» Task requirements
Reproduce the listing below word for word, starting at the line that contains "UI element localization: list" and ending at the line that contains "x-tick-label: 20:00 bbox=[743, 259, 778, 273]". Leave the pictures out of your copy.

» Input
— START —

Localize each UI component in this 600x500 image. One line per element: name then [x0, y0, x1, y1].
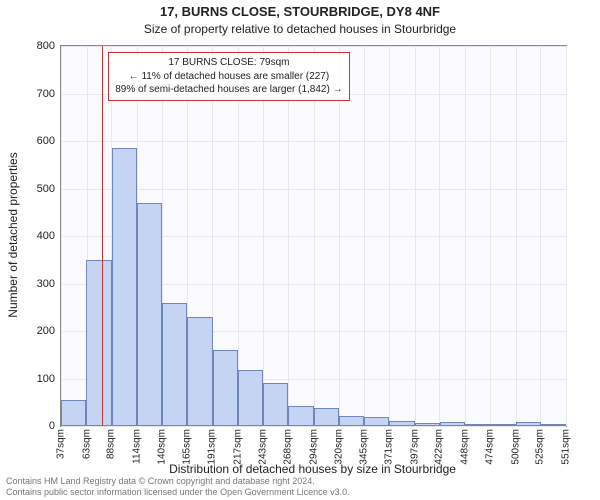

— END —
— START —

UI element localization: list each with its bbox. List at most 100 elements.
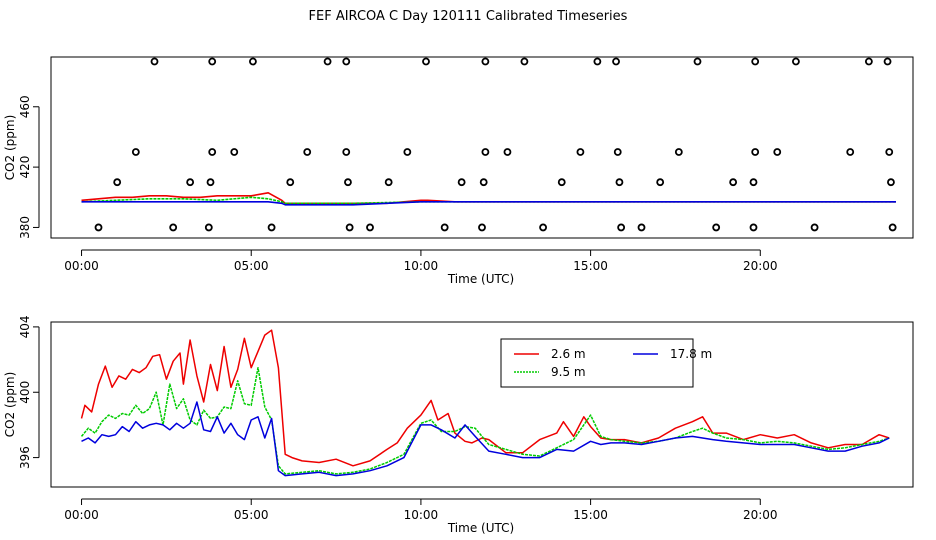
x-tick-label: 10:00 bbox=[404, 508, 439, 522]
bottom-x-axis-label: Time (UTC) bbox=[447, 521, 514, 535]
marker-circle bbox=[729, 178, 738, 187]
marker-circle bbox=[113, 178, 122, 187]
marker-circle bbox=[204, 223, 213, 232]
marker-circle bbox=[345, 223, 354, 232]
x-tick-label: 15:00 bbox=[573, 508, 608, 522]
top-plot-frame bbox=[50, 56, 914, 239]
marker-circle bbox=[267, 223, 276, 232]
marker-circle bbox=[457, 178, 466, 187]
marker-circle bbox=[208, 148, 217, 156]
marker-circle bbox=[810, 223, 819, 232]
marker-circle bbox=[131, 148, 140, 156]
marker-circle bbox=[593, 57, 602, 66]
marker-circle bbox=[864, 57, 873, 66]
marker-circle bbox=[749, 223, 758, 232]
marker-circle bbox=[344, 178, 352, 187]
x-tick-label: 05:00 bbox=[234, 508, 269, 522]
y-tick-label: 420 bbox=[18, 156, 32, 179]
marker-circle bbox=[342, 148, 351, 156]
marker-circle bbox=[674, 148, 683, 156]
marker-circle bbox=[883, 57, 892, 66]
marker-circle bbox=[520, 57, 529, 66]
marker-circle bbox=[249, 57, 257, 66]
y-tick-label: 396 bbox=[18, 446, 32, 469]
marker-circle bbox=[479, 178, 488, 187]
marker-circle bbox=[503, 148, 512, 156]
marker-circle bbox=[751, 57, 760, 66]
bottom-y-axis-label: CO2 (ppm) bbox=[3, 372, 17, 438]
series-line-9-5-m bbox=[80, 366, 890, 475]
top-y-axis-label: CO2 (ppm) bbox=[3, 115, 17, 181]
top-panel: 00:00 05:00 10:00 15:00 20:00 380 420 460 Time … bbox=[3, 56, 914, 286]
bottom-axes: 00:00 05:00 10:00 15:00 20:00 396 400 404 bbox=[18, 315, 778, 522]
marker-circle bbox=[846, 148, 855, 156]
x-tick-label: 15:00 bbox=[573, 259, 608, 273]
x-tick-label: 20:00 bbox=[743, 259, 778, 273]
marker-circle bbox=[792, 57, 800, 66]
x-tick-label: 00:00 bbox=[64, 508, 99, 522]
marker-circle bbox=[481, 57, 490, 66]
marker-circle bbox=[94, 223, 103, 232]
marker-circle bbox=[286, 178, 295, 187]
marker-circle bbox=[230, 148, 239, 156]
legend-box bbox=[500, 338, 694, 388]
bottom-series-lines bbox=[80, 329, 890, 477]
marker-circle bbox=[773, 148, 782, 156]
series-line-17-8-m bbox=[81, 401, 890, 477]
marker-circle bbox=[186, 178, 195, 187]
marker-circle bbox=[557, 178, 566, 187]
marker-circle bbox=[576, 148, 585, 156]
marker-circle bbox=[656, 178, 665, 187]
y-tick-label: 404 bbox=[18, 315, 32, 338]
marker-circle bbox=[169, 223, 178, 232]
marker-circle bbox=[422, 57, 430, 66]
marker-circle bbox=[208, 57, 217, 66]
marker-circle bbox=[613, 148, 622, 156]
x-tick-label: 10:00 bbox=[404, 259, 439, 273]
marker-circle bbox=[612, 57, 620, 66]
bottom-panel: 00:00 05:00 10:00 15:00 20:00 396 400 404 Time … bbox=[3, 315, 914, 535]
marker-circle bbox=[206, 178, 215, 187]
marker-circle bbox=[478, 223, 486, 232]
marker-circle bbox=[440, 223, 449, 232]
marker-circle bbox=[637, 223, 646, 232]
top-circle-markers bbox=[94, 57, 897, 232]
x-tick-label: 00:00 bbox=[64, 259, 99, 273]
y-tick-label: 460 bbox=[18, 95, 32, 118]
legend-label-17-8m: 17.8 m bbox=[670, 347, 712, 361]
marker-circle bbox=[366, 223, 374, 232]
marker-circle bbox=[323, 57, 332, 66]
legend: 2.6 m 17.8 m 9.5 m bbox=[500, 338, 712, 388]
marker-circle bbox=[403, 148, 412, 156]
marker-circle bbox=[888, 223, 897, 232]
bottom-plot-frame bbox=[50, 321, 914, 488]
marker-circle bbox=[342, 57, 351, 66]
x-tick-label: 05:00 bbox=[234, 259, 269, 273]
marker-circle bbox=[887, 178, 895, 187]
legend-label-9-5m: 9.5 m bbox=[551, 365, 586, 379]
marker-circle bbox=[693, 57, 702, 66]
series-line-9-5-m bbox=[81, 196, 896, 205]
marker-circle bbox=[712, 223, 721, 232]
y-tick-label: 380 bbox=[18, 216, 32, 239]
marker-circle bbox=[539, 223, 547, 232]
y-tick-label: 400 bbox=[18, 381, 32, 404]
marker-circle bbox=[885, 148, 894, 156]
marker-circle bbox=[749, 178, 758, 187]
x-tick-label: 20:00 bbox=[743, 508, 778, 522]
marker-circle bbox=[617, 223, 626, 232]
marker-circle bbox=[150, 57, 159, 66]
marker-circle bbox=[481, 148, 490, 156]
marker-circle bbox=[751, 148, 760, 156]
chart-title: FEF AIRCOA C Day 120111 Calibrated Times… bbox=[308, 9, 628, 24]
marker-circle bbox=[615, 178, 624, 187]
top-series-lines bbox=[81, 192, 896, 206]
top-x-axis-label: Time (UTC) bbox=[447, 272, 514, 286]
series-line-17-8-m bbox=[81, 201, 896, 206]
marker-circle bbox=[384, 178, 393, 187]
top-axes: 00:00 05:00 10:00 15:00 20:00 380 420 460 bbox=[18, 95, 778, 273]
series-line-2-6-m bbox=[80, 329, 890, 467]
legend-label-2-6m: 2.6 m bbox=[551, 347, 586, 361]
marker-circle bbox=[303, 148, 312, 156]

— END —

» Answer for the task
UI element localization: list each with its bbox. List at most 100 elements.
x-tick-label: 10:00 bbox=[404, 508, 439, 522]
bottom-x-axis-label: Time (UTC) bbox=[447, 521, 514, 535]
marker-circle bbox=[729, 178, 738, 187]
marker-circle bbox=[113, 178, 122, 187]
marker-circle bbox=[204, 223, 213, 232]
marker-circle bbox=[345, 223, 354, 232]
x-tick-label: 15:00 bbox=[573, 508, 608, 522]
top-plot-frame bbox=[50, 56, 914, 239]
marker-circle bbox=[267, 223, 276, 232]
marker-circle bbox=[457, 178, 466, 187]
marker-circle bbox=[208, 148, 217, 156]
marker-circle bbox=[810, 223, 819, 232]
marker-circle bbox=[131, 148, 140, 156]
marker-circle bbox=[593, 57, 602, 66]
marker-circle bbox=[864, 57, 873, 66]
marker-circle bbox=[749, 223, 758, 232]
marker-circle bbox=[344, 178, 352, 187]
x-tick-label: 05:00 bbox=[234, 508, 269, 522]
y-tick-label: 420 bbox=[18, 156, 32, 179]
marker-circle bbox=[342, 148, 351, 156]
marker-circle bbox=[674, 148, 683, 156]
marker-circle bbox=[883, 57, 892, 66]
marker-circle bbox=[520, 57, 529, 66]
marker-circle bbox=[249, 57, 257, 66]
y-tick-label: 396 bbox=[18, 446, 32, 469]
marker-circle bbox=[479, 178, 488, 187]
marker-circle bbox=[503, 148, 512, 156]
marker-circle bbox=[751, 57, 760, 66]
bottom-y-axis-label: CO2 (ppm) bbox=[3, 372, 17, 438]
series-line-9-5-m bbox=[80, 366, 890, 475]
top-y-axis-label: CO2 (ppm) bbox=[3, 115, 17, 181]
top-panel: 00:00 05:00 10:00 15:00 20:00 380 420 460 Time … bbox=[3, 56, 914, 286]
bottom-axes: 00:00 05:00 10:00 15:00 20:00 396 400 404 bbox=[18, 315, 778, 522]
marker-circle bbox=[846, 148, 855, 156]
x-tick-label: 15:00 bbox=[573, 259, 608, 273]
x-tick-label: 20:00 bbox=[743, 259, 778, 273]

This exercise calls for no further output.